Exercise task: Pick every line from the data that holds the word "text".

──────────

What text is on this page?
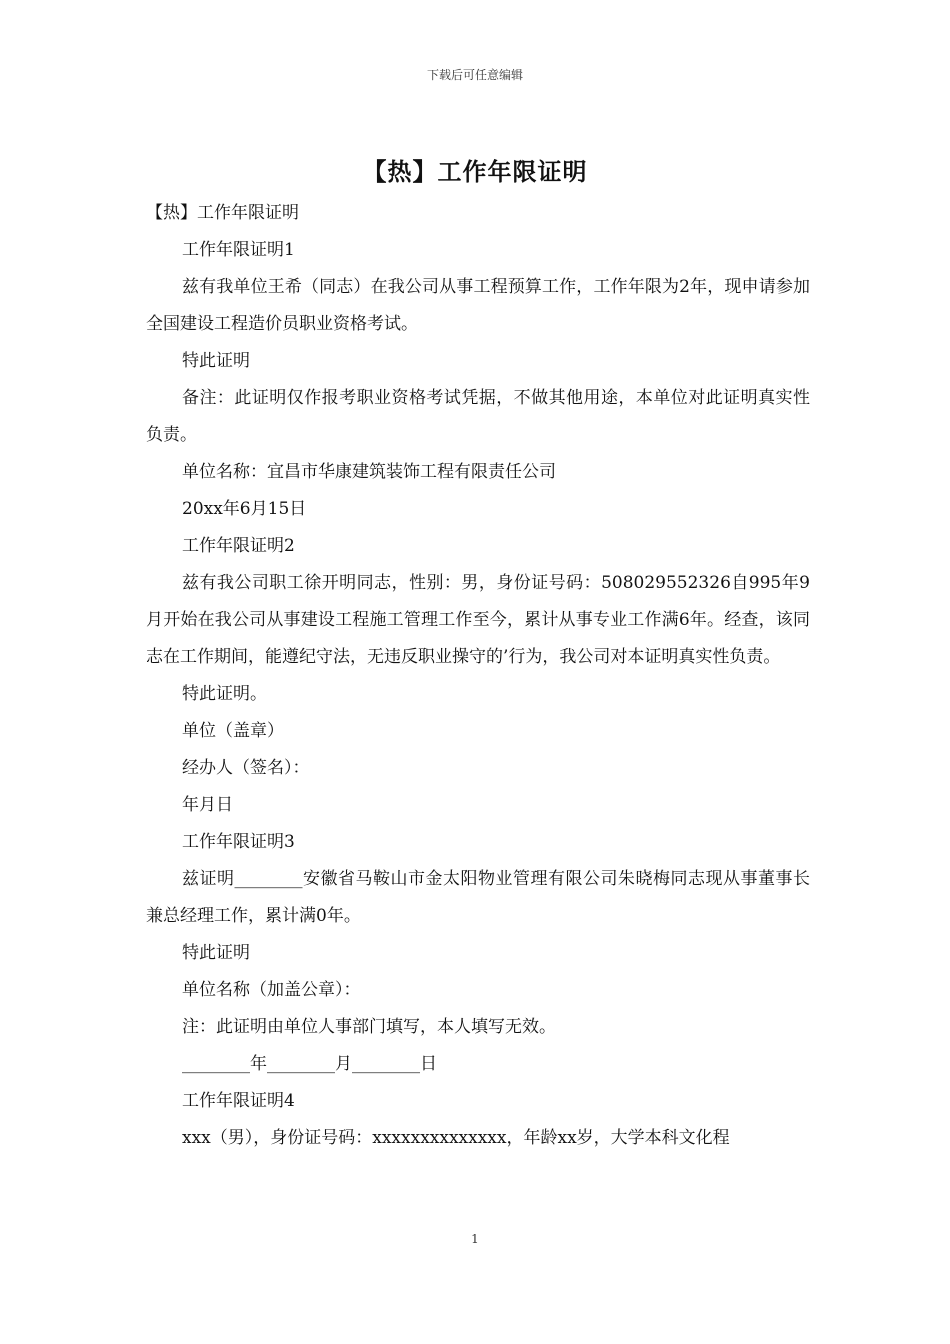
下载后可任意编辑
【热】工作年限证明

【热】工作年限证明

工作年限证明1

兹有我单位王希（同志）在我公司从事工程预算工作，工作年限为2年，现申请参加全国建设工程造价员职业资格考试。

特此证明

备注：此证明仅作报考职业资格考试凭据，不做其他用途，本单位对此证明真实性负责。

单位名称：宜昌市华康建筑装饰工程有限责任公司

20xx年6月15日

工作年限证明2

兹有我公司职工徐开明同志，性别：男，身份证号码：508029552326自995年9月开始在我公司从事建设工程施工管理工作至今，累计从事专业工作满6年。经查，该同志在工作期间，能遵纪守法，无违反职业操守的’行为，我公司对本证明真实性负责。

特此证明。

单位（盖章）

经办人（签名）：

年月日

工作年限证明3

兹证明________安徽省马鞍山市金太阳物业管理有限公司朱晓梅同志现从事董事长兼总经理工作，累计满0年。

特此证明

单位名称（加盖公章）：

注：此证明由单位人事部门填写，本人填写无效。

________年________月________日

工作年限证明4

xxx（男），身份证号码：xxxxxxxxxxxxxx，年龄xx岁，大学本科文化程

1
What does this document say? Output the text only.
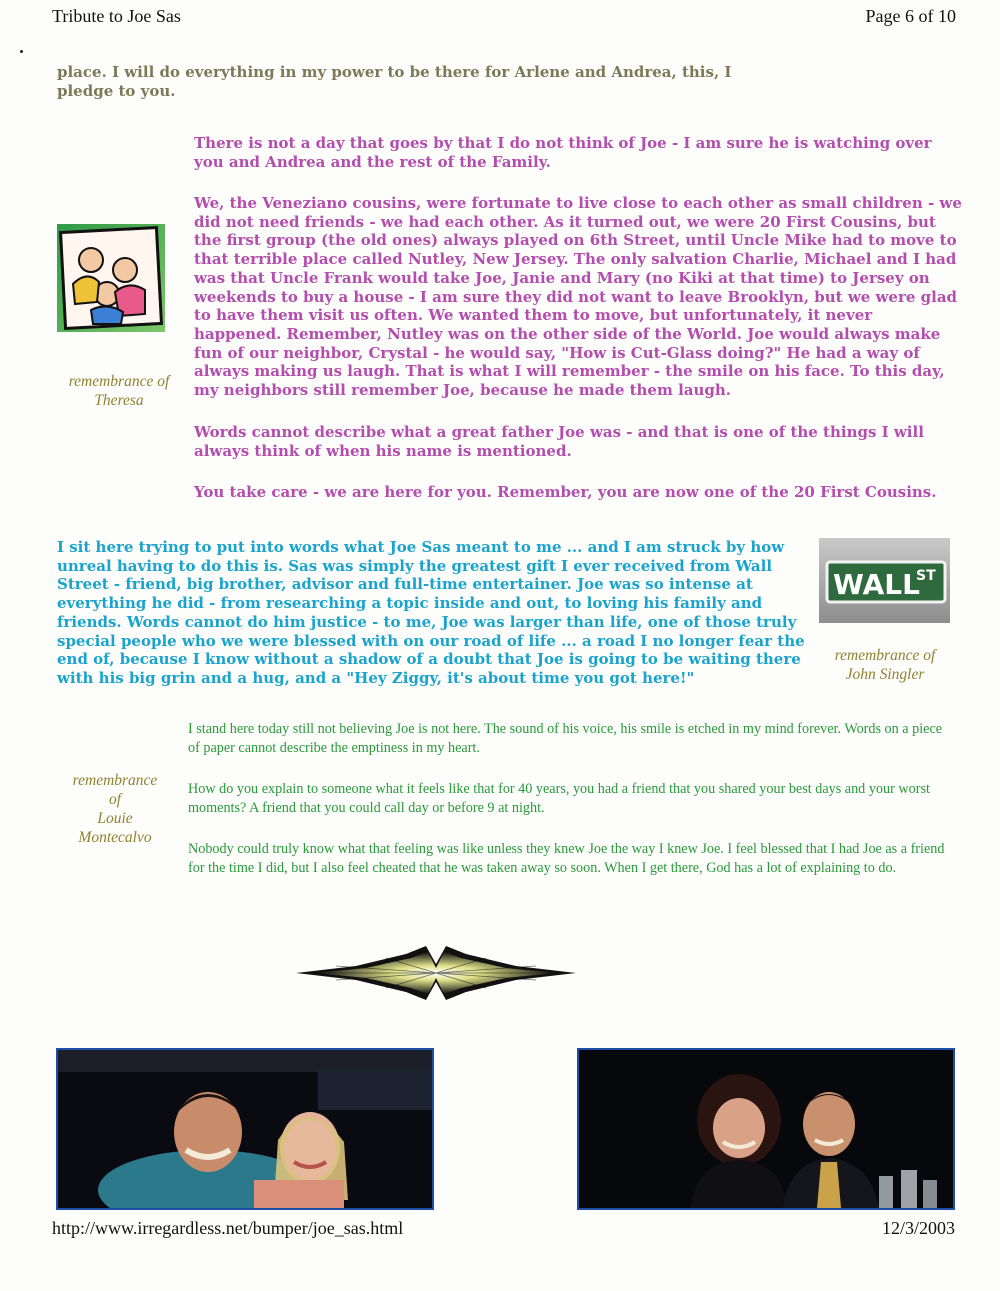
Tribute to Joe Sas	Page 6 of 10

place. I will do everything in my power to be there for Arlene and Andrea, this, I pledge to you.

There is not a day that goes by that I do not think of Joe - I am sure he is watching over you and Andrea and the rest of the Family.

We, the Veneziano cousins, were fortunate to live close to each other as small children - we did not need friends - we had each other. As it turned out, we were 20 First Cousins, but the first group (the old ones) always played on 6th Street, until Uncle Mike had to move to that terrible place called Nutley, New Jersey. The only salvation Charlie, Michael and I had was that Uncle Frank would take Joe, Janie and Mary (no Kiki at that time) to Jersey on weekends to buy a house - I am sure they did not want to leave Brooklyn, but we were glad to have them visit us often. We wanted them to move, but unfortunately, it never happened. Remember, Nutley was on the other side of the World. Joe would always make fun of our neighbor, Crystal - he would say, "How is Cut-Glass doing?" He had a way of always making us laugh. That is what I will remember - the smile on his face. To this day, my neighbors still remember Joe, because he made them laugh.

Words cannot describe what a great father Joe was - and that is one of the things I will always think of when his name is mentioned.

You take care - we are here for you. Remember, you are now one of the 20 First Cousins.

remembrance of
Theresa

I sit here trying to put into words what Joe Sas meant to me ... and I am struck by how unreal having to do this is. Sas was simply the greatest gift I ever received from Wall Street - friend, big brother, advisor and full-time entertainer. Joe was so intense at everything he did - from researching a topic inside and out, to loving his family and friends. Words cannot do him justice - to me, Joe was larger than life, one of those truly special people who we were blessed with on our road of life ... a road I no longer fear the end of, because I know without a shadow of a doubt that Joe is going to be waiting there with his big grin and a hug, and a "Hey Ziggy, it's about time you got here!"

WALL
ST
remembrance of
John Singler

I stand here today still not believing Joe is not here. The sound of his voice, his smile is etched in my mind forever. Words on a piece of paper cannot describe the emptiness in my heart.

How do you explain to someone what it feels like that for 40 years, you had a friend that you shared your best days and your worst moments? A friend that you could call day or before 9 at night.

Nobody could truly know what that feeling was like unless they knew Joe the way I knew Joe. I feel blessed that I had Joe as a friend for the time I did, but I also feel cheated that he was taken away so soon. When I get there, God has a lot of explaining to do.

remembrance
of
Louie
Montecalvo
http://www.irregardless.net/bumper/joe_sas.html	12/3/2003
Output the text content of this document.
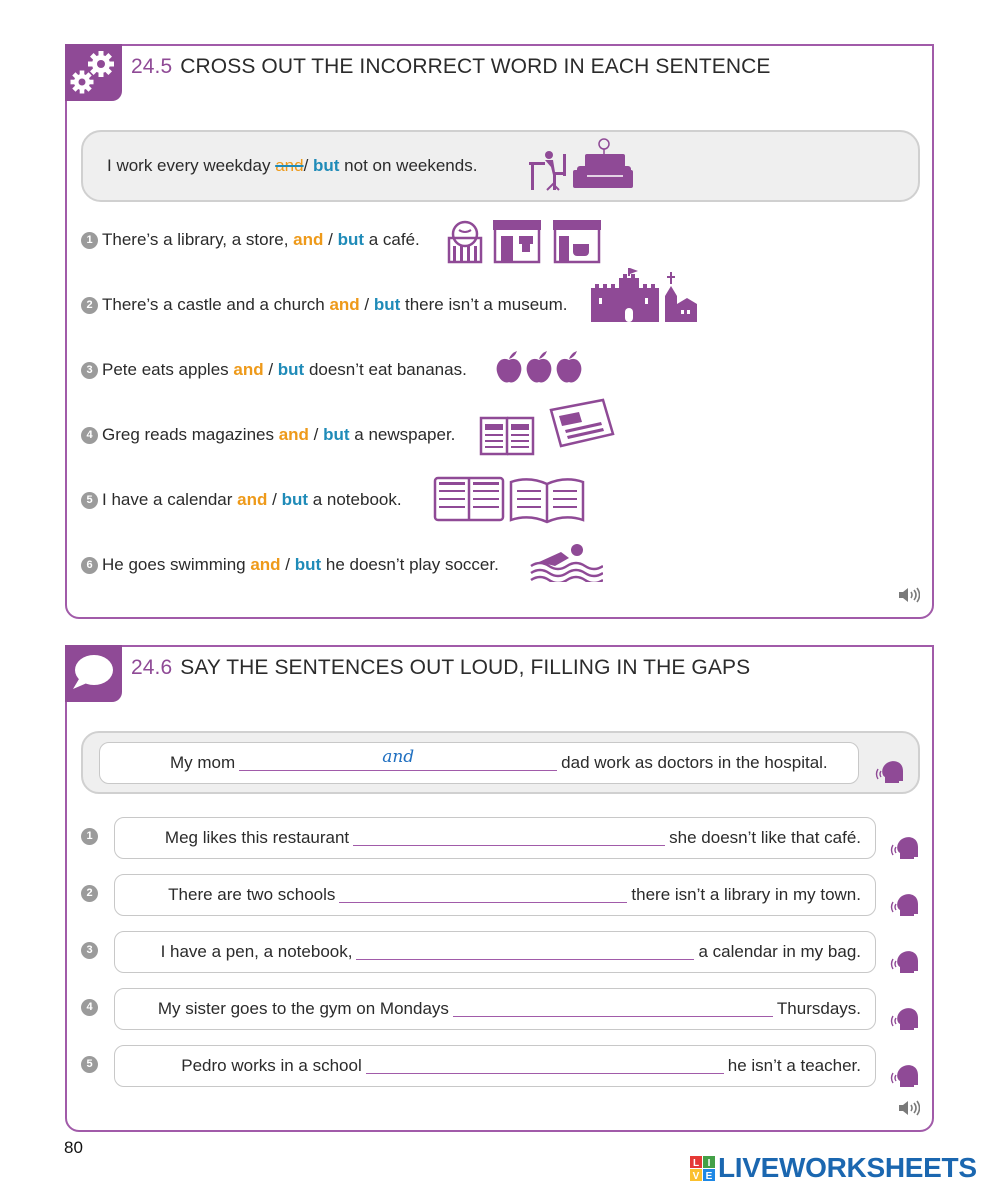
24.5 CROSS OUT THE INCORRECT WORD IN EACH SENTENCE
I work every weekday and/ but not on weekends.
1 There’s a library, a store, and / but a café.
2 There’s a castle and a church and / but there isn’t a museum.
3 Pete eats apples and / but doesn’t eat bananas.
4 Greg reads magazines and / but a newspaper.
5 I have a calendar and / but a notebook.
6 He goes swimming and / but he doesn’t play soccer.
24.6 SAY THE SENTENCES OUT LOUD, FILLING IN THE GAPS
My mom	and	dad work as doctors in the hospital.
1	Meg likes this restaurant	she doesn’t like that café.
2	There are two schools	there isn’t a library in my town.
3	I have a pen, a notebook,	a calendar in my bag.
4	My sister goes to the gym on Mondays	Thursdays.
5	Pedro works in a school	he isn’t a teacher.
80
L I
V E LIVEWORKSHEETS
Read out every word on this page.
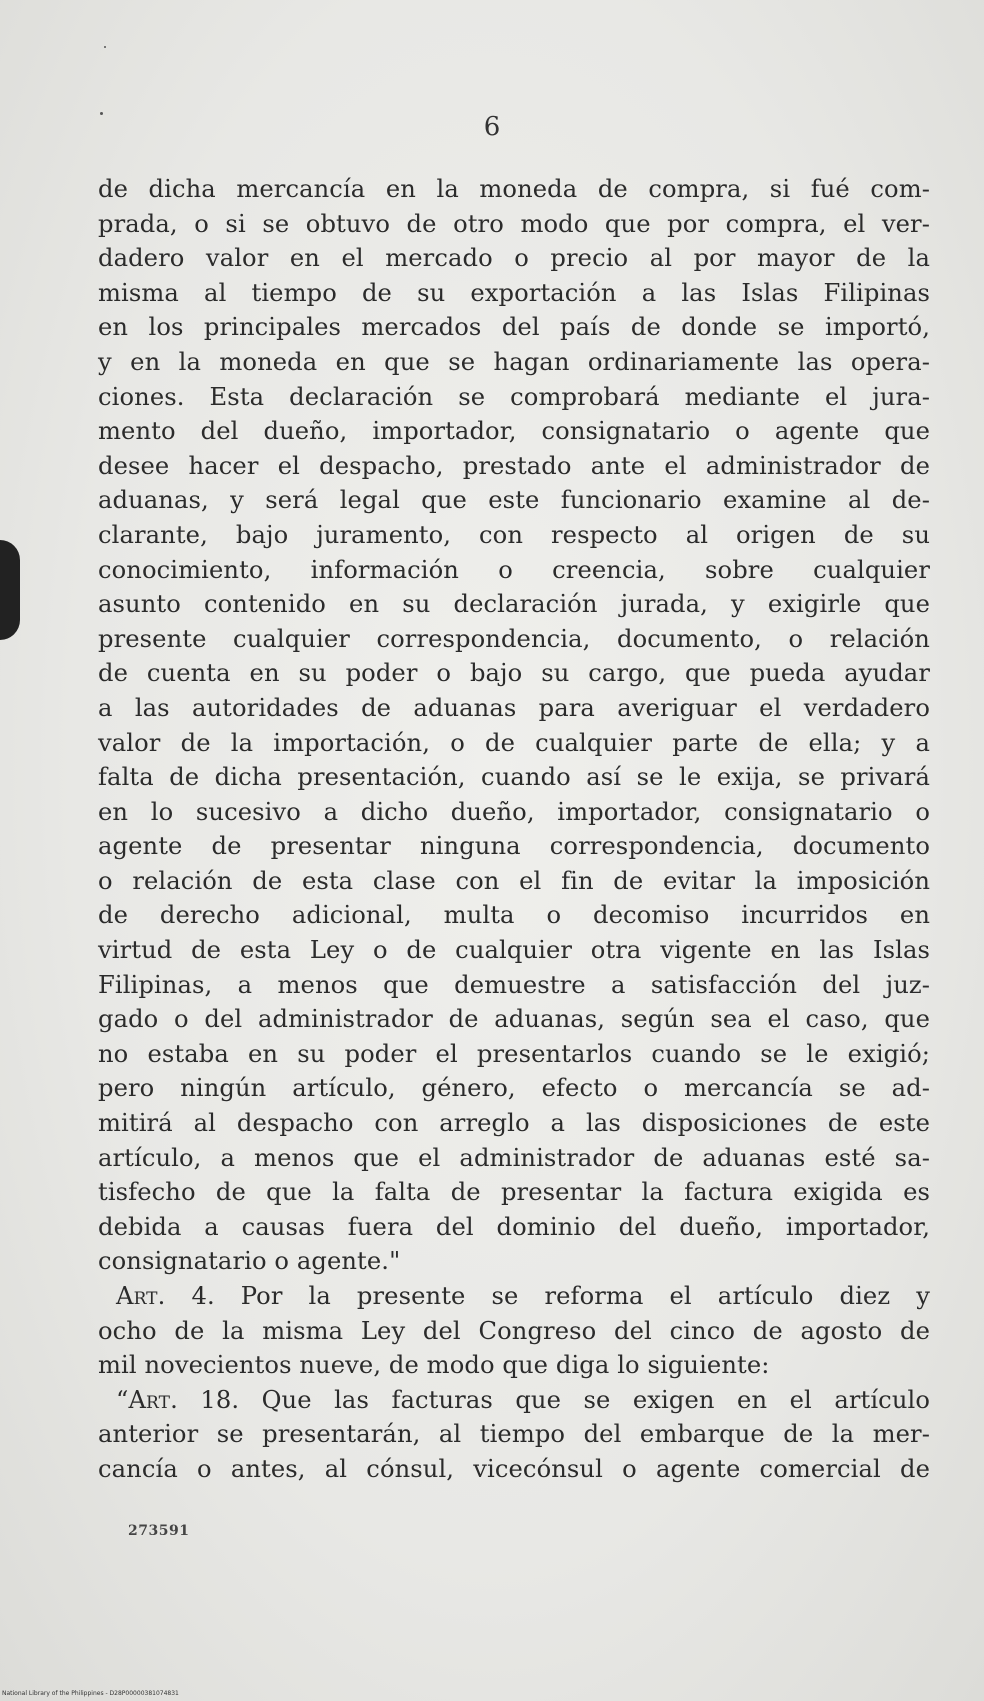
6
de dicha mercancía en la moneda de compra, si fué com-
prada, o si se obtuvo de otro modo que por compra, el ver-
dadero valor en el mercado o precio al por mayor de la
misma al tiempo de su exportación a las Islas Filipinas
en los principales mercados del país de donde se importó,
y en la moneda en que se hagan ordinariamente las opera-
ciones. Esta declaración se comprobará mediante el jura-
mento del dueño, importador, consignatario o agente que
desee hacer el despacho, prestado ante el administrador de
aduanas, y será legal que este funcionario examine al de-
clarante, bajo juramento, con respecto al origen de su
conocimiento, información o creencia, sobre cualquier
asunto contenido en su declaración jurada, y exigirle que
presente cualquier correspondencia, documento, o relación
de cuenta en su poder o bajo su cargo, que pueda ayudar
a las autoridades de aduanas para averiguar el verdadero
valor de la importación, o de cualquier parte de ella; y a
falta de dicha presentación, cuando así se le exija, se privará
en lo sucesivo a dicho dueño, importador, consignatario o
agente de presentar ninguna correspondencia, documento
o relación de esta clase con el fin de evitar la imposición
de derecho adicional, multa o decomiso incurridos en
virtud de esta Ley o de cualquier otra vigente en las Islas
Filipinas, a menos que demuestre a satisfacción del juz-
gado o del administrador de aduanas, según sea el caso, que
no estaba en su poder el presentarlos cuando se le exigió;
pero ningún artículo, género, efecto o mercancía se ad-
mitirá al despacho con arreglo a las disposiciones de este
artículo, a menos que el administrador de aduanas esté sa-
tisfecho de que la falta de presentar la factura exigida es
debida a causas fuera del dominio del dueño, importador,
consignatario o agente."
Art. 4. Por la presente se reforma el artículo diez y
ocho de la misma Ley del Congreso del cinco de agosto de
mil novecientos nueve, de modo que diga lo siguiente:
“Art. 18. Que las facturas que se exigen en el artículo
anterior se presentarán, al tiempo del embarque de la mer-
cancía o antes, al cónsul, vicecónsul o agente comercial de
273591
National Library of the Philippines - D28P00000381074831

──────────

Response:
What text is on this page?
What does this document say? Output the text only.
Output the text content of this document.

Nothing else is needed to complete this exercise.